> _Records shown_
------------------------------------------------------------------------
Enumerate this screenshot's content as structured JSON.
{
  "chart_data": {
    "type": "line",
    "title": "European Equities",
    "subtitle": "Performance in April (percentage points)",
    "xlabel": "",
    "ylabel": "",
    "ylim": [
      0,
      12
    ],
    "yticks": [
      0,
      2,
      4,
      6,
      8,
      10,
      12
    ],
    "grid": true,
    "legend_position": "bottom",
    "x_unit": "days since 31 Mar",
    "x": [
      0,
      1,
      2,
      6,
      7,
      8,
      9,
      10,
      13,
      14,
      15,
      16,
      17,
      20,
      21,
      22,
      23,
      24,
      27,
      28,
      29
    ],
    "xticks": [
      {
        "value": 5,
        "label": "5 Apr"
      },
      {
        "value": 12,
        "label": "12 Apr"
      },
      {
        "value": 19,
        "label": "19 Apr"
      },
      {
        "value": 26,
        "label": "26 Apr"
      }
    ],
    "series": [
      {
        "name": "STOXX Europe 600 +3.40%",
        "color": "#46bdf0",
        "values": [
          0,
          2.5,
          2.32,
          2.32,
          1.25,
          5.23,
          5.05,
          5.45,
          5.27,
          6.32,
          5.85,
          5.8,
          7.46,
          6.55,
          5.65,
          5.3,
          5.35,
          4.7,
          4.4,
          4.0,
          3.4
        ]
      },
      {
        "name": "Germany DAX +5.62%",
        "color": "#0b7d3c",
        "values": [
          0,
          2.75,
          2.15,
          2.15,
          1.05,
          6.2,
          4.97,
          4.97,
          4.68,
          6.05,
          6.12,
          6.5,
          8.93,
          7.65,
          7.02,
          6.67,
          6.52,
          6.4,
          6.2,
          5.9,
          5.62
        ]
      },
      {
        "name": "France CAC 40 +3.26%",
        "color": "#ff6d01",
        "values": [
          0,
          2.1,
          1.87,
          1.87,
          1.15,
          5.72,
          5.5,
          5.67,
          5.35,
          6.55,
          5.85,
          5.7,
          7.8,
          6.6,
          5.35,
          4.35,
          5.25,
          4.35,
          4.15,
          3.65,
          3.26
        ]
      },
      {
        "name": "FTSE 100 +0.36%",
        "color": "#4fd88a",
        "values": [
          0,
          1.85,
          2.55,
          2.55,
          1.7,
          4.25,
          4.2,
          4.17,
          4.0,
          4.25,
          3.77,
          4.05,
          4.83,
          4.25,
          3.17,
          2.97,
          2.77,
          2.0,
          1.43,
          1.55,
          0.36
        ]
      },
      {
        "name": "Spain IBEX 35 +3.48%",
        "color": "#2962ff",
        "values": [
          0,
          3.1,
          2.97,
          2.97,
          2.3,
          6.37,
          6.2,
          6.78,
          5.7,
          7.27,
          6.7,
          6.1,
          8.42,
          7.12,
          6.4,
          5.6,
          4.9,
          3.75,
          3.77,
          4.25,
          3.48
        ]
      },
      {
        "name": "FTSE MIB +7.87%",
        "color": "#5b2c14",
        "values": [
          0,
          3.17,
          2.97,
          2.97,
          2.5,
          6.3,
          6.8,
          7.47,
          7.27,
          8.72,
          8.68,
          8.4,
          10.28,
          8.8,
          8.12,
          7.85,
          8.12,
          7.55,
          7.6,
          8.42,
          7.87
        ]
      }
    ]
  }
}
------------------------------------------------------------------------
> _To be done_
Check each line of the data above for the word "color" and say how many lines have it. Give the number alone.

> _Solution to this exercise_
6